▶ [EXERCISE BRIEF] Please give the listing again in its entirety, exactly as written.

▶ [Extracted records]
+===+

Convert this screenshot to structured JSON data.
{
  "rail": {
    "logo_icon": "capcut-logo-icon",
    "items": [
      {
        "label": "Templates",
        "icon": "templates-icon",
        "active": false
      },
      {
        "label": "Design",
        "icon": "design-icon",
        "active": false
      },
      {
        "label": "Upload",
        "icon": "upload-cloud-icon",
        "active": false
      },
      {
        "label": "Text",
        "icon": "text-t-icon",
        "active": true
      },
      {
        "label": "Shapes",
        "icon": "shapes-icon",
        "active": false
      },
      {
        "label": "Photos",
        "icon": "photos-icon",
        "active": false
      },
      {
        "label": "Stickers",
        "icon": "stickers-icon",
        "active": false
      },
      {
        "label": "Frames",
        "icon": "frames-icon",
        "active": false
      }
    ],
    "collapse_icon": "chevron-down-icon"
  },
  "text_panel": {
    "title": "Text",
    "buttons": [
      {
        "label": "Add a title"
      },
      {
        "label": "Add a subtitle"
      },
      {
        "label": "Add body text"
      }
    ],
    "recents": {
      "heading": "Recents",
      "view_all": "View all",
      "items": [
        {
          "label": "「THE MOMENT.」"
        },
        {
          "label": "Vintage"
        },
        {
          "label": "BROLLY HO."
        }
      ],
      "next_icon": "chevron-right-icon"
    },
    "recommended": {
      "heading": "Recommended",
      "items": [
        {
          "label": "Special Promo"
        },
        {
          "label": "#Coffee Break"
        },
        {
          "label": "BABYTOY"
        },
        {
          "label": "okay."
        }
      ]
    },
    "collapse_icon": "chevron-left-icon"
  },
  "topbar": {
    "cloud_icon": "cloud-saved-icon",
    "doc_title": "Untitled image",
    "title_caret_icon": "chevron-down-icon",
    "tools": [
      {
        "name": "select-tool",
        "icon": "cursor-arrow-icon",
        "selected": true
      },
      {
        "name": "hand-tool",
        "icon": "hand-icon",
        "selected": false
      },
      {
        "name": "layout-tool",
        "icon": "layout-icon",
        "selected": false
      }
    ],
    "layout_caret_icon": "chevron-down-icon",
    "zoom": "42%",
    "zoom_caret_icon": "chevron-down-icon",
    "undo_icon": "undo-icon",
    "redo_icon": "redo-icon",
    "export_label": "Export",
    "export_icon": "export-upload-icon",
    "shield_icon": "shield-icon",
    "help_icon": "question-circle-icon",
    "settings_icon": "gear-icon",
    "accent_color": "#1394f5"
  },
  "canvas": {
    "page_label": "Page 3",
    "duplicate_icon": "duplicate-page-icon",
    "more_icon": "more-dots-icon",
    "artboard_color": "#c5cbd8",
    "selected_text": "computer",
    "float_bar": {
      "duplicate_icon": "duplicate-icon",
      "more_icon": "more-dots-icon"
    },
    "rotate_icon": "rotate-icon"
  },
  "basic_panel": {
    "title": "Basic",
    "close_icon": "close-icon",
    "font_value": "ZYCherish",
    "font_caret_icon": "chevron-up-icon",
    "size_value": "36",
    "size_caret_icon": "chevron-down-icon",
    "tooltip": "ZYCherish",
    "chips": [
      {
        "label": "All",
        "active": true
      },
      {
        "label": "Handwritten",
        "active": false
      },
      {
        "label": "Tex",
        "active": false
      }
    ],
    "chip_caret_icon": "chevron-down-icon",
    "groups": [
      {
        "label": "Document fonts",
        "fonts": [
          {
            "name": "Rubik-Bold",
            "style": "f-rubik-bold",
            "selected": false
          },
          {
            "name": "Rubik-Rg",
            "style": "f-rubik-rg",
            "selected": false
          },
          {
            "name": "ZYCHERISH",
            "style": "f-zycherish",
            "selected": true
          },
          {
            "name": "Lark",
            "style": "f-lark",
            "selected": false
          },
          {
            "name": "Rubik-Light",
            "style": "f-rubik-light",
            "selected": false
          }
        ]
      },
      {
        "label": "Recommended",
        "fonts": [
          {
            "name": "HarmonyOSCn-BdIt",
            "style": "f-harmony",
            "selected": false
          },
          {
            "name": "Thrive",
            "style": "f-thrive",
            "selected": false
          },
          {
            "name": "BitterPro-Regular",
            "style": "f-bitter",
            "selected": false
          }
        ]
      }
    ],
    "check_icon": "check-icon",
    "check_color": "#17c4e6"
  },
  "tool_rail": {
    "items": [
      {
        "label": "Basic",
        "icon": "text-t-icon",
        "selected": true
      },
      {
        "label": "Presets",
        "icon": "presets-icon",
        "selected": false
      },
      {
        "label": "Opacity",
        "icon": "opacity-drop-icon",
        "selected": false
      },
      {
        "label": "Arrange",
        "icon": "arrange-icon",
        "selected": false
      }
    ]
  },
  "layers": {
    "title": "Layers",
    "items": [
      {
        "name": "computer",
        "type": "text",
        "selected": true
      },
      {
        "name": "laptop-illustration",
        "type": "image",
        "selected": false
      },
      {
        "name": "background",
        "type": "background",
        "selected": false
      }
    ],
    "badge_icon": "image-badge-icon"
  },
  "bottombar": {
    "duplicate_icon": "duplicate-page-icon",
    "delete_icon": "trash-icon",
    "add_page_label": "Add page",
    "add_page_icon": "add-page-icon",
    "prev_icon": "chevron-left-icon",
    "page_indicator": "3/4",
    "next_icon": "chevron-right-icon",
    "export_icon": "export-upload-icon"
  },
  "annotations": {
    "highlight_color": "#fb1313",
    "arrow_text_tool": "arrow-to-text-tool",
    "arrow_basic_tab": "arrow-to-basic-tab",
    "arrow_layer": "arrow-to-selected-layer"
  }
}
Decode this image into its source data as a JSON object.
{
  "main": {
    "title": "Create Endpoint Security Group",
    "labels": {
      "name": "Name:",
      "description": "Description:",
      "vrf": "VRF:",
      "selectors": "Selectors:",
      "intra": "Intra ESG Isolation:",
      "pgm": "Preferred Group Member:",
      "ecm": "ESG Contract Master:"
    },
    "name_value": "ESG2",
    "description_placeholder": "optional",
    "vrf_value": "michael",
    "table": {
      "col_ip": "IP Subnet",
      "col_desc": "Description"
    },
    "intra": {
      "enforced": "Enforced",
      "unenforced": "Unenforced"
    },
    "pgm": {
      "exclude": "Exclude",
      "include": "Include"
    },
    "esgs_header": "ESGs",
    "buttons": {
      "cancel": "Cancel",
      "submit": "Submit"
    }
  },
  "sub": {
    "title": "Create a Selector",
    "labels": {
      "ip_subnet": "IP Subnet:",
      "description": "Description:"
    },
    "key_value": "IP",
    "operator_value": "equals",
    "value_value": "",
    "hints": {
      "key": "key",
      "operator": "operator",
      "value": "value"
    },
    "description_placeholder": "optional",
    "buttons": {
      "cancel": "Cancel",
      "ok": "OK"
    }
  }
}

+===+

▶ [ANSWER TO THIS TASK]
Convert this screenshot to structured JSON data.
{
  "rail": {
    "logo_icon": "capcut-logo-icon",
    "items": [
      {
        "label": "Templates",
        "icon": "templates-icon",
        "active": false
      },
      {
        "label": "Design",
        "icon": "design-icon",
        "active": false
      },
      {
        "label": "Upload",
        "icon": "upload-cloud-icon",
        "active": false
      },
      {
        "label": "Text",
        "icon": "text-t-icon",
        "active": true
      },
      {
        "label": "Shapes",
        "icon": "shapes-icon",
        "active": false
      },
      {
        "label": "Photos",
        "icon": "photos-icon",
        "active": false
      },
      {
        "label": "Stickers",
        "icon": "stickers-icon",
        "active": false
      },
      {
        "label": "Frames",
        "icon": "frames-icon",
        "active": false
      }
    ],
    "collapse_icon": "chevron-down-icon"
  },
  "text_panel": {
    "title": "Text",
    "buttons": [
      {
        "label": "Add a title"
      },
      {
        "label": "Add a subtitle"
      },
      {
        "label": "Add body text"
      }
    ],
    "recents": {
      "heading": "Recents",
      "view_all": "View all",
      "items": [
        {
          "label": "「THE MOMENT.」"
        },
        {
          "label": "Vintage"
        },
        {
          "label": "BROLLY HO."
        }
      ],
      "next_icon": "chevron-right-icon"
    },
    "recommended": {
      "heading": "Recommended",
      "items": [
        {
          "label": "Special Promo"
        },
        {
          "label": "#Coffee Break"
        },
        {
          "label": "BABYTOY"
        },
        {
          "label": "okay."
        }
      ]
    },
    "collapse_icon": "chevron-left-icon"
  },
  "topbar": {
    "cloud_icon": "cloud-saved-icon",
    "doc_title": "Untitled image",
    "title_caret_icon": "chevron-down-icon",
    "tools": [
      {
        "name": "select-tool",
        "icon": "cursor-arrow-icon",
        "selected": true
      },
      {
        "name": "hand-tool",
        "icon": "hand-icon",
        "selected": false
      },
      {
        "name": "layout-tool",
        "icon": "layout-icon",
        "selected": false
      }
    ],
    "layout_caret_icon": "chevron-down-icon",
    "zoom": "42%",
    "zoom_caret_icon": "chevron-down-icon",
    "undo_icon": "undo-icon",
    "redo_icon": "redo-icon",
    "export_label": "Export",
    "export_icon": "export-upload-icon",
    "shield_icon": "shield-icon",
    "help_icon": "question-circle-icon",
    "settings_icon": "gear-icon",
    "accent_color": "#1394f5"
  },
  "canvas": {
    "page_label": "Page 3",
    "duplicate_icon": "duplicate-page-icon",
    "more_icon": "more-dots-icon",
    "artboard_color": "#c5cbd8",
    "selected_text": "computer",
    "float_bar": {
      "duplicate_icon": "duplicate-icon",
      "more_icon": "more-dots-icon"
    },
    "rotate_icon": "rotate-icon"
  },
  "basic_panel": {
    "title": "Basic",
    "close_icon": "close-icon",
    "font_value": "ZYCherish",
    "font_caret_icon": "chevron-up-icon",
    "size_value": "36",
    "size_caret_icon": "chevron-down-icon",
    "tooltip": "ZYCherish",
    "chips": [
      {
        "label": "All",
        "active": true
      },
      {
        "label": "Handwritten",
        "active": false
      },
      {
        "label": "Tex",
        "active": false
      }
    ],
    "chip_caret_icon": "chevron-down-icon",
    "groups": [
      {
        "label": "Document fonts",
        "fonts": [
          {
            "name": "Rubik-Bold",
            "style": "f-rubik-bold",
            "selected": false
          },
          {
            "name": "Rubik-Rg",
            "style": "f-rubik-rg",
            "selected": false
          },
          {
            "name": "ZYCHERISH",
            "style": "f-zycherish",
            "selected": true
          },
          {
            "name": "Lark",
            "style": "f-lark",
            "selected": false
          },
          {
            "name": "Rubik-Light",
            "style": "f-rubik-light",
            "selected": false
          }
        ]
      },
      {
        "label": "Recommended",
        "fonts": [
          {
            "name": "HarmonyOSCn-BdIt",
            "style": "f-harmony",
            "selected": false
          },
          {
            "name": "Thrive",
            "style": "f-thrive",
            "selected": false
          },
          {
            "name": "BitterPro-Regular",
            "style": "f-bitter",
            "selected": false
          }
        ]
      }
    ],
    "check_icon": "check-icon",
    "check_color": "#17c4e6"
  },
  "tool_rail": {
    "items": [
      {
        "label": "Basic",
        "icon": "text-t-icon",
        "selected": true
      },
      {
        "label": "Presets",
        "icon": "presets-icon",
        "selected": false
      },
      {
        "label": "Opacity",
        "icon": "opacity-drop-icon",
        "selected": false
      },
      {
        "label": "Arrange",
        "icon": "arrange-icon",
        "selected": false
      }
    ]
  },
  "layers": {
    "title": "Layers",
    "items": [
      {
        "name": "computer",
        "type": "text",
        "selected": true
      },
      {
        "name": "laptop-illustration",
        "type": "image",
        "selected": false
      },
      {
        "name": "background",
        "type": "background",
        "selected": false
      }
    ],
    "badge_icon": "image-badge-icon"
  },
  "bottombar": {
    "duplicate_icon": "duplicate-page-icon",
    "delete_icon": "trash-icon",
    "add_page_label": "Add page",
    "add_page_icon": "add-page-icon",
    "prev_icon": "chevron-left-icon",
    "page_indicator": "3/4",
    "next_icon": "chevron-right-icon",
    "export_icon": "export-upload-icon"
  },
  "annotations": {
    "highlight_color": "#fb1313",
    "arrow_text_tool": "arrow-to-text-tool",
    "arrow_basic_tab": "arrow-to-basic-tab",
    "arrow_layer": "arrow-to-selected-layer"
  }
}
Decode this image into its source data as a JSON object.
{
  "main": {
    "title": "Create Endpoint Security Group",
    "labels": {
      "name": "Name:",
      "description": "Description:",
      "vrf": "VRF:",
      "selectors": "Selectors:",
      "intra": "Intra ESG Isolation:",
      "pgm": "Preferred Group Member:",
      "ecm": "ESG Contract Master:"
    },
    "name_value": "ESG2",
    "description_placeholder": "optional",
    "vrf_value": "michael",
    "table": {
      "col_ip": "IP Subnet",
      "col_desc": "Description"
    },
    "intra": {
      "enforced": "Enforced",
      "unenforced": "Unenforced"
    },
    "pgm": {
      "exclude": "Exclude",
      "include": "Include"
    },
    "esgs_header": "ESGs",
    "buttons": {
      "cancel": "Cancel",
      "submit": "Submit"
    }
  },
  "sub": {
    "title": "Create a Selector",
    "labels": {
      "ip_subnet": "IP Subnet:",
      "description": "Description:"
    },
    "key_value": "IP",
    "operator_value": "equals",
    "value_value": "",
    "hints": {
      "key": "key",
      "operator": "operator",
      "value": "value"
    },
    "description_placeholder": "optional",
    "buttons": {
      "cancel": "Cancel",
      "ok": "OK"
    }
  }
}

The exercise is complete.